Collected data
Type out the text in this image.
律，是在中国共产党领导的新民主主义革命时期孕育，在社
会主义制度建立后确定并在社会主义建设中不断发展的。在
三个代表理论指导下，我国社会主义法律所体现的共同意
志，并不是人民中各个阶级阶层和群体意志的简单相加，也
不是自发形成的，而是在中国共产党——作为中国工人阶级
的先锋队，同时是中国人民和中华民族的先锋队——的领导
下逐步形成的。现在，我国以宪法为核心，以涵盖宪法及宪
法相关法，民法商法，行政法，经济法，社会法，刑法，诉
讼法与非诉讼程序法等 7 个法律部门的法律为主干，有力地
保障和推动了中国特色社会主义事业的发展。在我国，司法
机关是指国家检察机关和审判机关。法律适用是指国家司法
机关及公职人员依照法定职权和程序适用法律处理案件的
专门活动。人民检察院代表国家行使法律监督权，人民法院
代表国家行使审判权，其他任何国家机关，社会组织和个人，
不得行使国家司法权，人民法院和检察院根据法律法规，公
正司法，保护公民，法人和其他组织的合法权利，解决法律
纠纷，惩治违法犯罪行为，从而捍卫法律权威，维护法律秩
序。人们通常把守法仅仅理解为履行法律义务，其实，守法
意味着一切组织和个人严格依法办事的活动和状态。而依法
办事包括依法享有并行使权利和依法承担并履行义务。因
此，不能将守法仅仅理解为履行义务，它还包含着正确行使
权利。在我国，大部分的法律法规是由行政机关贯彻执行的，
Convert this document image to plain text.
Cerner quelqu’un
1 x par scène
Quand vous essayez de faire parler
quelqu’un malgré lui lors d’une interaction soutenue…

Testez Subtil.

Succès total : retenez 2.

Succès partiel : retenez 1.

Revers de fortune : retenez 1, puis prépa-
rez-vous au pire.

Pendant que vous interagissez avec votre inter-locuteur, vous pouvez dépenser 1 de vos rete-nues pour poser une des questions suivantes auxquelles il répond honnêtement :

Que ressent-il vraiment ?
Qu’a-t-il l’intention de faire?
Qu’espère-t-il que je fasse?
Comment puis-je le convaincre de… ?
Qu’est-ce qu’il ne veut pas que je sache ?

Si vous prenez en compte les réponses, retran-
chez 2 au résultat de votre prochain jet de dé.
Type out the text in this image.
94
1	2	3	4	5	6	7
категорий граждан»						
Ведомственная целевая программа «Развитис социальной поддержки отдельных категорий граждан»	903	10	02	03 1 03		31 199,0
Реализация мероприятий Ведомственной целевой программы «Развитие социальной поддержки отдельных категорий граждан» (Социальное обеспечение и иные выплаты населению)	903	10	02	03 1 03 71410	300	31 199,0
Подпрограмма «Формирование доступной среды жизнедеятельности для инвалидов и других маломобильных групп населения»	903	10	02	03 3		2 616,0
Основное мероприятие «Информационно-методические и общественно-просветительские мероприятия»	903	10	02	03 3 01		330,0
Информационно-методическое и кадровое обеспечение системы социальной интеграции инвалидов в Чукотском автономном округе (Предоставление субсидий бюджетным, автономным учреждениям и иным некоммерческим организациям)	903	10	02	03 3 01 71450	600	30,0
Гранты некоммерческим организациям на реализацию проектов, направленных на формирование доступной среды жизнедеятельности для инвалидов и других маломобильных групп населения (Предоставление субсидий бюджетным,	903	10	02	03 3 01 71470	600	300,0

**WRITTEN INSTRUCTION**:
Scan the records above for the string "faire", then select every line that holds it.

**OUTPUT FOR THIS TASK**:
Quand vous essayez de faire parler
Qu’a-t-il l’intention de faire?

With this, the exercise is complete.